● Do this: Search the entries below. Return every line that has "газа" in it.

[Start Data shown]

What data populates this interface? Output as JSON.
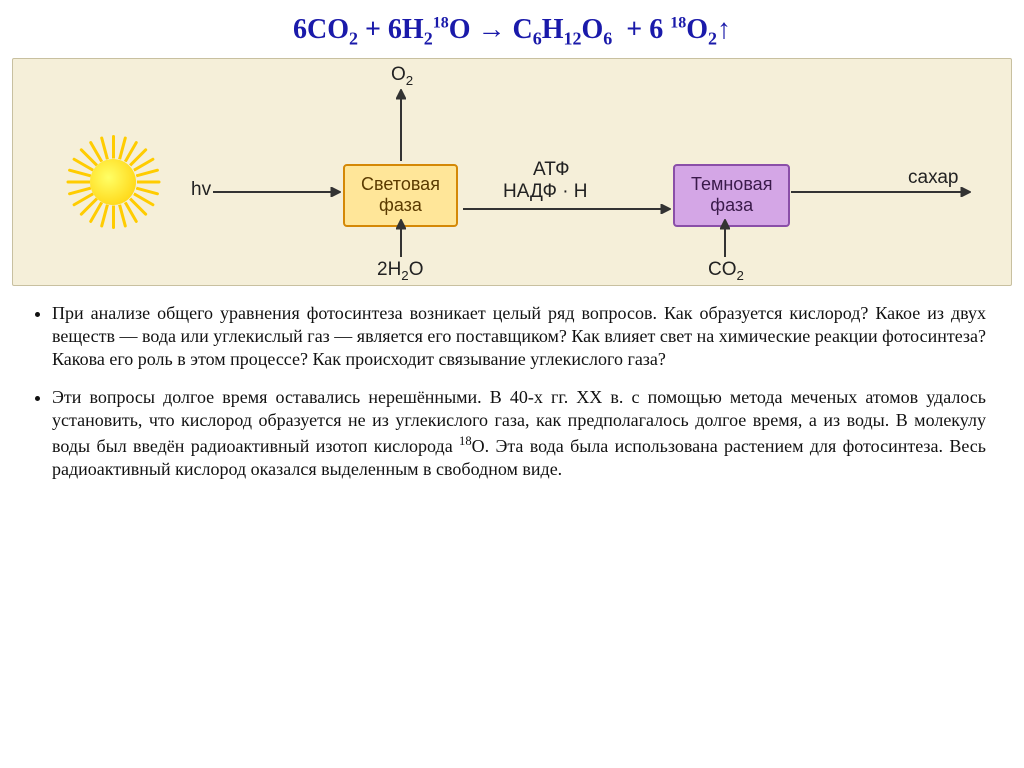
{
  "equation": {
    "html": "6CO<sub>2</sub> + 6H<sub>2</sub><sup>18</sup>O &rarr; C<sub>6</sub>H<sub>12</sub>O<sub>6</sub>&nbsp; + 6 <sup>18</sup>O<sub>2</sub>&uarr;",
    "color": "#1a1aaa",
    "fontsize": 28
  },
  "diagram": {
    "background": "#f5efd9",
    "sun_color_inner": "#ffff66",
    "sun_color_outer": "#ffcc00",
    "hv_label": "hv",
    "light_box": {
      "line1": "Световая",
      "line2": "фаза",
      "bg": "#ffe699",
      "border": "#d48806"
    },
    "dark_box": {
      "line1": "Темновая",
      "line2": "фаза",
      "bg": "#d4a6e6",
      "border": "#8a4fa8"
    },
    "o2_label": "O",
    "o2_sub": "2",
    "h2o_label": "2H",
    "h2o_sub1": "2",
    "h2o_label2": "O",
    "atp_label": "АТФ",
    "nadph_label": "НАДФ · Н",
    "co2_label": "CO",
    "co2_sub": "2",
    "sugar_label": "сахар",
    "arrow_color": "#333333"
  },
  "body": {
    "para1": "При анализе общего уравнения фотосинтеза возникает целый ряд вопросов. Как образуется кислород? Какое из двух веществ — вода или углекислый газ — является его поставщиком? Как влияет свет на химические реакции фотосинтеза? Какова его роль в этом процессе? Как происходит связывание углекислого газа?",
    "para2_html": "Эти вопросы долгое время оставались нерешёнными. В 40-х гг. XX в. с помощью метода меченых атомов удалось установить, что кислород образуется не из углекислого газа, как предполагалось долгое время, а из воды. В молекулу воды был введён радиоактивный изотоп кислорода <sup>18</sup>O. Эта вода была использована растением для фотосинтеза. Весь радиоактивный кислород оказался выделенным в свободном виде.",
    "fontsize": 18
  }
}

[End Data shown]

● Task response:
    "para1": "При анализе общего уравнения фотосинтеза возникает целый ряд вопросов. Как образуется кислород? Какое из двух веществ — вода или углекислый газ — является его поставщиком? Как влияет свет на химические реакции фотосинтеза? Какова его роль в этом процессе? Как происходит связывание углекислого газа?",
    "para2_html": "Эти вопросы долгое время оставались нерешёнными. В 40-х гг. XX в. с помощью метода меченых атомов удалось установить, что кислород образуется не из углекислого газа, как предполагалось долгое время, а из воды. В молекулу воды был введён радиоактивный изотоп кислорода <sup>18</sup>O. Эта вода была использована растением для фотосинтеза. Весь радиоактивный кислород оказался выделенным в свободном виде.",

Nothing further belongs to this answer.